| THE INPUT |
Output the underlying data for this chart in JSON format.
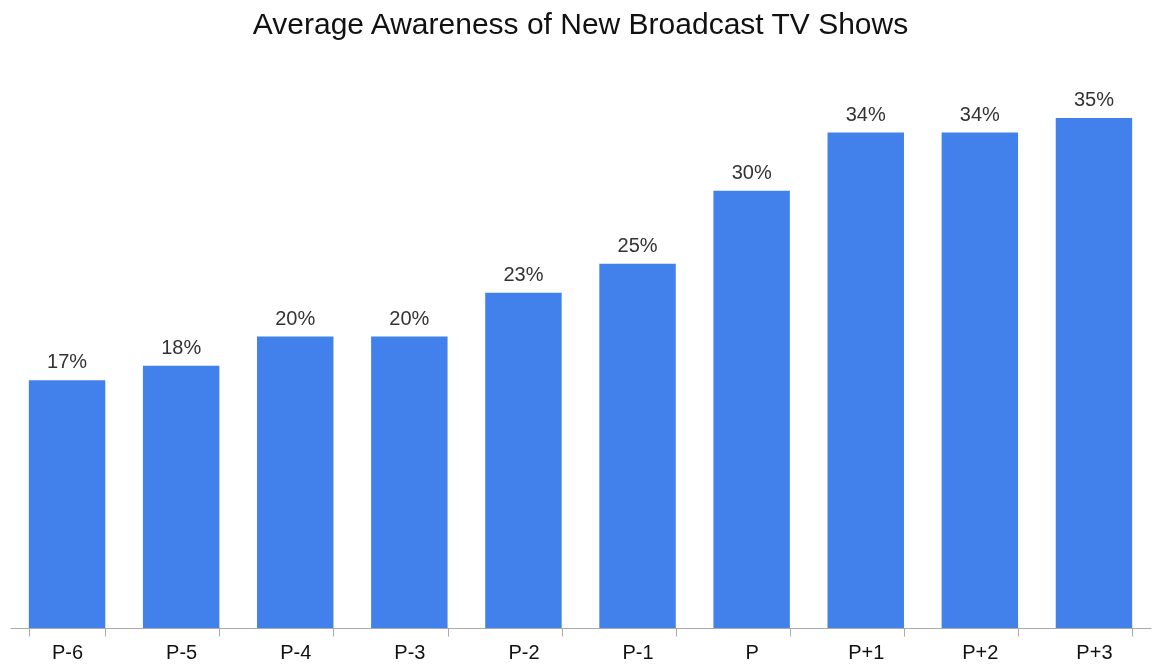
{
  "chart_data": {
    "type": "bar",
    "title": "Average Awareness of New Broadcast TV Shows",
    "categories": [
      "P-6",
      "P-5",
      "P-4",
      "P-3",
      "P-2",
      "P-1",
      "P",
      "P+1",
      "P+2",
      "P+3"
    ],
    "values": [
      17,
      18,
      20,
      20,
      23,
      25,
      30,
      34,
      34,
      35
    ],
    "value_labels": [
      "17%",
      "18%",
      "20%",
      "20%",
      "23%",
      "25%",
      "30%",
      "34%",
      "34%",
      "35%"
    ],
    "color": "#4280ec"
  }
}
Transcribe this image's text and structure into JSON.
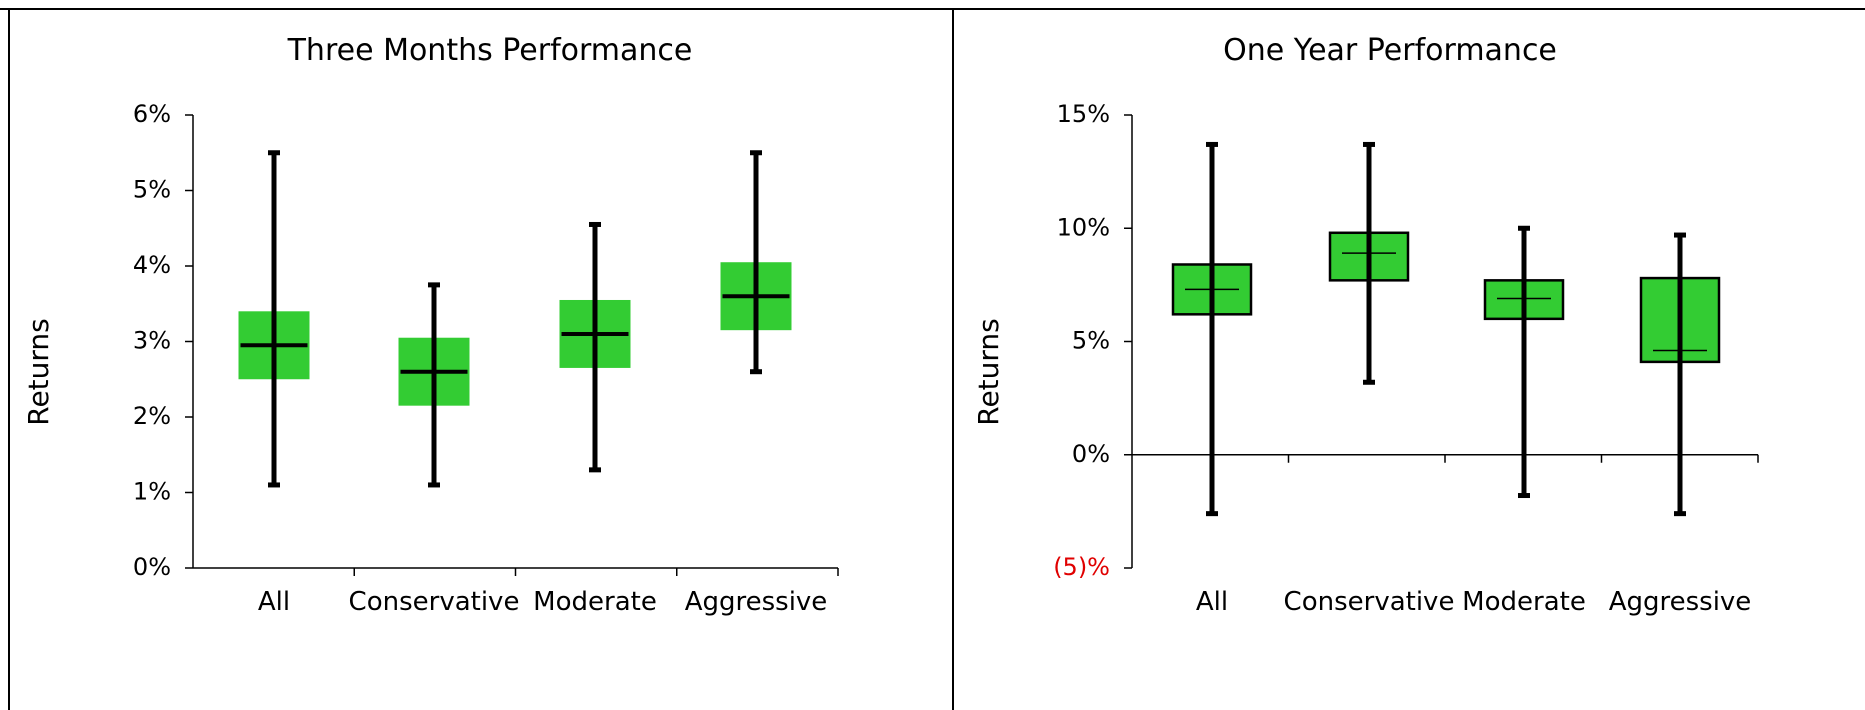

| WHAT YOU SHOULD DO |
Except for the pictures, reproduce every line exactly.

| SOLUTION FOR THIS PROBLEM |
Output the underlying data for this chart in JSON format.
{
  "chart_data": {
    "type": "bar",
    "title": "Average Awareness of New Broadcast TV Shows",
    "categories": [
      "P-6",
      "P-5",
      "P-4",
      "P-3",
      "P-2",
      "P-1",
      "P",
      "P+1",
      "P+2",
      "P+3"
    ],
    "values": [
      17,
      18,
      20,
      20,
      23,
      25,
      30,
      34,
      34,
      35
    ],
    "value_labels": [
      "17%",
      "18%",
      "20%",
      "20%",
      "23%",
      "25%",
      "30%",
      "34%",
      "34%",
      "35%"
    ],
    "color": "#4280ec"
  }
}
Transcribe this image's text and structure into JSON.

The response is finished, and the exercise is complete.